- **Problem details**
Your task is to locate every line holding the string "coordinate" and to copy each of them.

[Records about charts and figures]

━━━━━━━━━━━━━━━━━━━━

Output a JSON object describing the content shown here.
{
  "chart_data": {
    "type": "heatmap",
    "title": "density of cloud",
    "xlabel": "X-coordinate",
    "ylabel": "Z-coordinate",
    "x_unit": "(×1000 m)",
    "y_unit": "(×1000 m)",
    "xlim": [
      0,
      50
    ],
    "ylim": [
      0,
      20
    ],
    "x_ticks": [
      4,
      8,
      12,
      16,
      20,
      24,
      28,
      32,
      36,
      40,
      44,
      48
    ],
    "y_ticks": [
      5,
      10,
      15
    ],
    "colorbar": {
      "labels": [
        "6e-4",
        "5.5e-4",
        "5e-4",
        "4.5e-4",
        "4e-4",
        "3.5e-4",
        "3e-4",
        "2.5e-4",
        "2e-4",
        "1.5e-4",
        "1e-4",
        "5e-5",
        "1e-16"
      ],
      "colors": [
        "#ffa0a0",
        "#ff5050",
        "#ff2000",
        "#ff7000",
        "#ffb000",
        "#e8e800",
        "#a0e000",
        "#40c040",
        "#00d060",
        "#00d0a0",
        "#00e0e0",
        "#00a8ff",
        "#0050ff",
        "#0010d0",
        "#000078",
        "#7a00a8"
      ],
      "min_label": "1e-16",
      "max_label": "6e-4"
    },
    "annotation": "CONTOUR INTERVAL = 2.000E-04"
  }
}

━━━━━━━━━━━━━━━━━━━━

- **Answer to the problem**
    "xlabel": "X-coordinate",
    "ylabel": "Z-coordinate",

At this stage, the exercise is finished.